Directive
Repeat the whole listing below, word for word.

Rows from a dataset
_____

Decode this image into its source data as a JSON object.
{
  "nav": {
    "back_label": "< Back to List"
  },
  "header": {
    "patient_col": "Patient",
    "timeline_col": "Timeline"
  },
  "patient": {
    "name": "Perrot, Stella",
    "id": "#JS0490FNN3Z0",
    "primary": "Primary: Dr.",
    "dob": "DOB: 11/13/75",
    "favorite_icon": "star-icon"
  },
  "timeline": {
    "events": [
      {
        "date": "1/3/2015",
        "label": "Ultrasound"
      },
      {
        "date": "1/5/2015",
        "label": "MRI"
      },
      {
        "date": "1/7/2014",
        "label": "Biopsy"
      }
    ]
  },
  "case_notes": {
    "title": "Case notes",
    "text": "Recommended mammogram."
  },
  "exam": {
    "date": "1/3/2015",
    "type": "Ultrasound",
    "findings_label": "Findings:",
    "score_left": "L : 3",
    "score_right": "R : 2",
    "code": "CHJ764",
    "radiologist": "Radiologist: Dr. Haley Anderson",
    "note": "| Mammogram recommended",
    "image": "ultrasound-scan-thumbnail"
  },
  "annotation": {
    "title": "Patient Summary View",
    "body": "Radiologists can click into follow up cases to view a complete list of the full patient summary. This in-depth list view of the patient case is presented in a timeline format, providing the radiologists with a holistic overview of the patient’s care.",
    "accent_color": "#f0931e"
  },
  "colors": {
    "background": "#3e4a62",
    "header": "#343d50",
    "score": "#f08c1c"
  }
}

_____

Written response
Decode this image into its source data as a JSON object.
{
  "nav": {
    "back_label": "< Back to List"
  },
  "header": {
    "patient_col": "Patient",
    "timeline_col": "Timeline"
  },
  "patient": {
    "name": "Perrot, Stella",
    "id": "#JS0490FNN3Z0",
    "primary": "Primary: Dr.",
    "dob": "DOB: 11/13/75",
    "favorite_icon": "star-icon"
  },
  "timeline": {
    "events": [
      {
        "date": "1/3/2015",
        "label": "Ultrasound"
      },
      {
        "date": "1/5/2015",
        "label": "MRI"
      },
      {
        "date": "1/7/2014",
        "label": "Biopsy"
      }
    ]
  },
  "case_notes": {
    "title": "Case notes",
    "text": "Recommended mammogram."
  },
  "exam": {
    "date": "1/3/2015",
    "type": "Ultrasound",
    "findings_label": "Findings:",
    "score_left": "L : 3",
    "score_right": "R : 2",
    "code": "CHJ764",
    "radiologist": "Radiologist: Dr. Haley Anderson",
    "note": "| Mammogram recommended",
    "image": "ultrasound-scan-thumbnail"
  },
  "annotation": {
    "title": "Patient Summary View",
    "body": "Radiologists can click into follow up cases to view a complete list of the full patient summary. This in-depth list view of the patient case is presented in a timeline format, providing the radiologists with a holistic overview of the patient’s care.",
    "accent_color": "#f0931e"
  },
  "colors": {
    "background": "#3e4a62",
    "header": "#343d50",
    "score": "#f08c1c"
  }
}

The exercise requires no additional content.